_What is asked_
Transcribe all the entries word for word, skipping the pictures.

_Dataset rows_
^^^^^^^^^^^^^^^^
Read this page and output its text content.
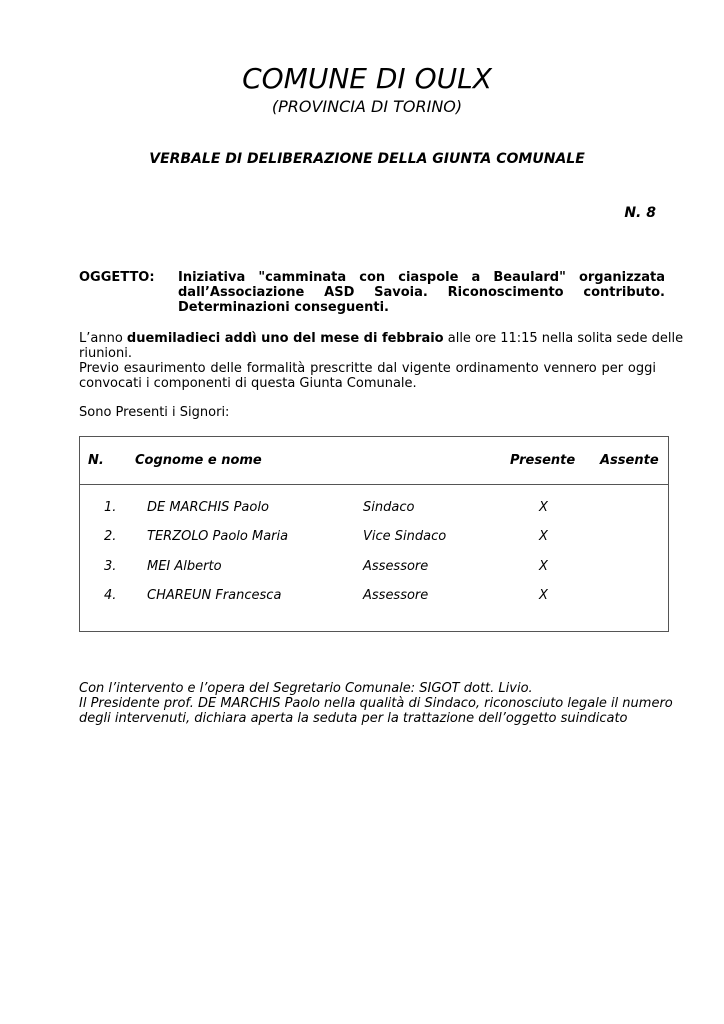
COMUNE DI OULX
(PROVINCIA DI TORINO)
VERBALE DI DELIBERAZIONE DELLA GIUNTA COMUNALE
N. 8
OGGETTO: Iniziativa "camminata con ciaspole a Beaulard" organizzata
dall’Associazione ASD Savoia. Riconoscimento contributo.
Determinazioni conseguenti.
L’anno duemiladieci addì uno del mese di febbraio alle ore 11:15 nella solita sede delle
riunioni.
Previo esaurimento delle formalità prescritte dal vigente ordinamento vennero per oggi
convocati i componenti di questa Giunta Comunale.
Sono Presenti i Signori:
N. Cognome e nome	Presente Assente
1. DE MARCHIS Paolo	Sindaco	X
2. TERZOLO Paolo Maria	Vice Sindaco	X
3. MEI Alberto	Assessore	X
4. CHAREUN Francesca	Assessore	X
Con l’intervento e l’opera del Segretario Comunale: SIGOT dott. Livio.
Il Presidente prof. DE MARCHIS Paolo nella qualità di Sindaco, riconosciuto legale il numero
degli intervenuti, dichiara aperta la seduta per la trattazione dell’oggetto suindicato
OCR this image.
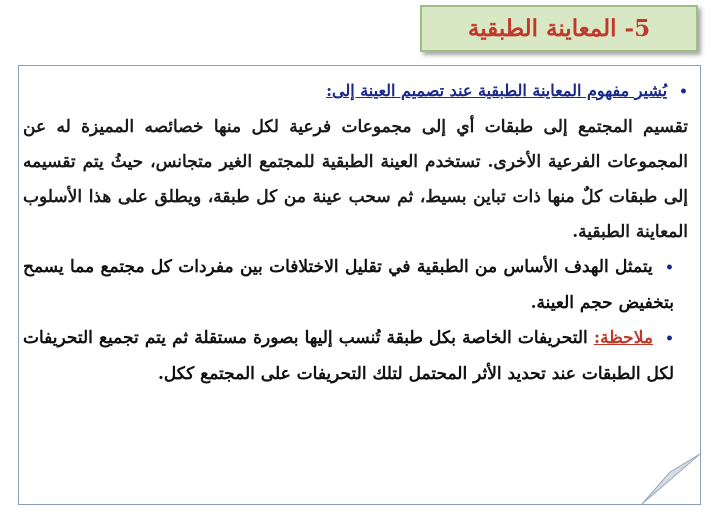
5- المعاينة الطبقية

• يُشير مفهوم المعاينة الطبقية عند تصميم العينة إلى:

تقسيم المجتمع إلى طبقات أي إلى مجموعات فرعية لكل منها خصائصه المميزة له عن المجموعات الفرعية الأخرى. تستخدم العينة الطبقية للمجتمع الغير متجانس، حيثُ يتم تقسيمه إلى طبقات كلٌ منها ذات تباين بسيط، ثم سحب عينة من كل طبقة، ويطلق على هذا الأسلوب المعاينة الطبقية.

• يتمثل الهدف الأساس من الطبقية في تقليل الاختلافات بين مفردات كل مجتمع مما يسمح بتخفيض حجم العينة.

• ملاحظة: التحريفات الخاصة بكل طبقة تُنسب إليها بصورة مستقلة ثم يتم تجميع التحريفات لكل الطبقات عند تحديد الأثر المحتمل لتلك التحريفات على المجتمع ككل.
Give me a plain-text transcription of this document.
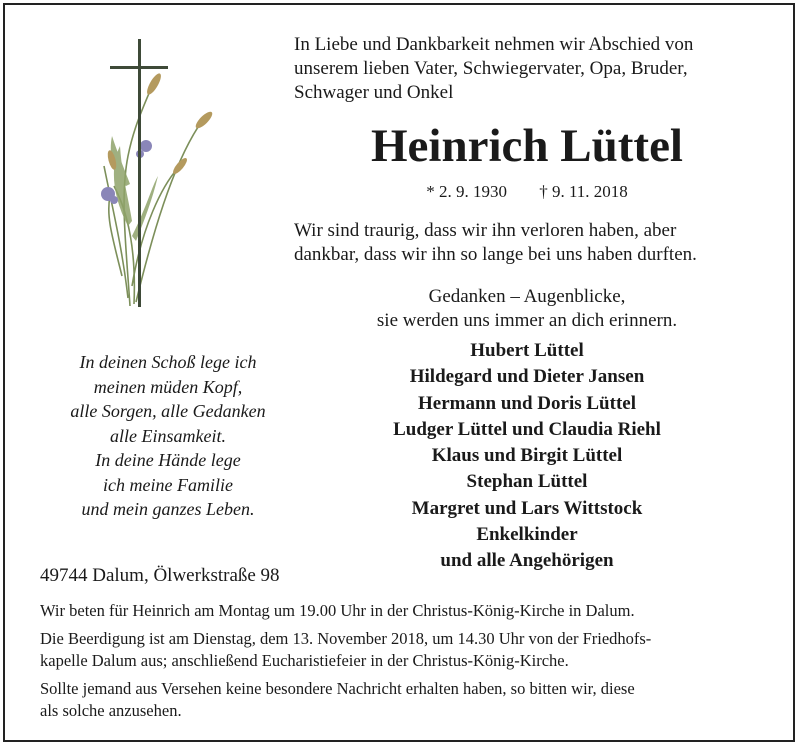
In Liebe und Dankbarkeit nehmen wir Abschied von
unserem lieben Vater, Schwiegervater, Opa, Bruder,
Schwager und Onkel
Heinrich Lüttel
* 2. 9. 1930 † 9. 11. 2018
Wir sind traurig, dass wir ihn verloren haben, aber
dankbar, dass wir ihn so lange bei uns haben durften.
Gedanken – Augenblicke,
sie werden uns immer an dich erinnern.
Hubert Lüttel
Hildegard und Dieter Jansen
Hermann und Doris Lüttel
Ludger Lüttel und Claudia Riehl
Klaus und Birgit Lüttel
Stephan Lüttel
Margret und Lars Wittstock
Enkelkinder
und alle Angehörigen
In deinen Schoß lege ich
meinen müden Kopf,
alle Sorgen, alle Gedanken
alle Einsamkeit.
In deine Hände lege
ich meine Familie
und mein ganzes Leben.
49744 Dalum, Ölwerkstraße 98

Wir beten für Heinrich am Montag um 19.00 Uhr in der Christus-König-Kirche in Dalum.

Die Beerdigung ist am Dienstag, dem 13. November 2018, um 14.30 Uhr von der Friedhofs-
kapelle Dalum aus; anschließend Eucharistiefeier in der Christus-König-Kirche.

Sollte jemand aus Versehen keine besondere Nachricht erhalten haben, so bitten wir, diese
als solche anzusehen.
^^^^^^^^^^^^^^^^
_Expected answer_
Read this page and output its text content.
COMUNE DI OULX
(PROVINCIA DI TORINO)
VERBALE DI DELIBERAZIONE DELLA GIUNTA COMUNALE
N. 8
OGGETTO: Iniziativa "camminata con ciaspole a Beaulard" organizzata
dall’Associazione ASD Savoia. Riconoscimento contributo.
Determinazioni conseguenti.
L’anno duemiladieci addì uno del mese di febbraio alle ore 11:15 nella solita sede delle
riunioni.
Previo esaurimento delle formalità prescritte dal vigente ordinamento vennero per oggi
convocati i componenti di questa Giunta Comunale.
Sono Presenti i Signori:
N. Cognome e nome	Presente Assente
1. DE MARCHIS Paolo	Sindaco	X
2. TERZOLO Paolo Maria	Vice Sindaco	X
3. MEI Alberto	Assessore	X
4. CHAREUN Francesca	Assessore	X
Con l’intervento e l’opera del Segretario Comunale: SIGOT dott. Livio.
Il Presidente prof. DE MARCHIS Paolo nella qualità di Sindaco, riconosciuto legale il numero
degli intervenuti, dichiara aperta la seduta per la trattazione dell’oggetto suindicato
OCR this image.
5- المعاينة الطبقية

• يُشير مفهوم المعاينة الطبقية عند تصميم العينة إلى:

تقسيم المجتمع إلى طبقات أي إلى مجموعات فرعية لكل منها خصائصه المميزة له عن المجموعات الفرعية الأخرى. تستخدم العينة الطبقية للمجتمع الغير متجانس، حيثُ يتم تقسيمه إلى طبقات كلٌ منها ذات تباين بسيط، ثم سحب عينة من كل طبقة، ويطلق على هذا الأسلوب المعاينة الطبقية.

• يتمثل الهدف الأساس من الطبقية في تقليل الاختلافات بين مفردات كل مجتمع مما يسمح بتخفيض حجم العينة.

• ملاحظة: التحريفات الخاصة بكل طبقة تُنسب إليها بصورة مستقلة ثم يتم تجميع التحريفات لكل الطبقات عند تحديد الأثر المحتمل لتلك التحريفات على المجتمع ككل.
Give me a plain-text transcription of this document.
In Liebe und Dankbarkeit nehmen wir Abschied von
unserem lieben Vater, Schwiegervater, Opa, Bruder,
Schwager und Onkel
Heinrich Lüttel
* 2. 9. 1930 † 9. 11. 2018
Wir sind traurig, dass wir ihn verloren haben, aber
dankbar, dass wir ihn so lange bei uns haben durften.
Gedanken – Augenblicke,
sie werden uns immer an dich erinnern.
Hubert Lüttel
Hildegard und Dieter Jansen
Hermann und Doris Lüttel
Ludger Lüttel und Claudia Riehl
Klaus und Birgit Lüttel
Stephan Lüttel
Margret und Lars Wittstock
Enkelkinder
und alle Angehörigen
In deinen Schoß lege ich
meinen müden Kopf,
alle Sorgen, alle Gedanken
alle Einsamkeit.
In deine Hände lege
ich meine Familie
und mein ganzes Leben.
49744 Dalum, Ölwerkstraße 98

Wir beten für Heinrich am Montag um 19.00 Uhr in der Christus-König-Kirche in Dalum.

Die Beerdigung ist am Dienstag, dem 13. November 2018, um 14.30 Uhr von der Friedhofs-
kapelle Dalum aus; anschließend Eucharistiefeier in der Christus-König-Kirche.

Sollte jemand aus Versehen keine besondere Nachricht erhalten haben, so bitten wir, diese
als solche anzusehen.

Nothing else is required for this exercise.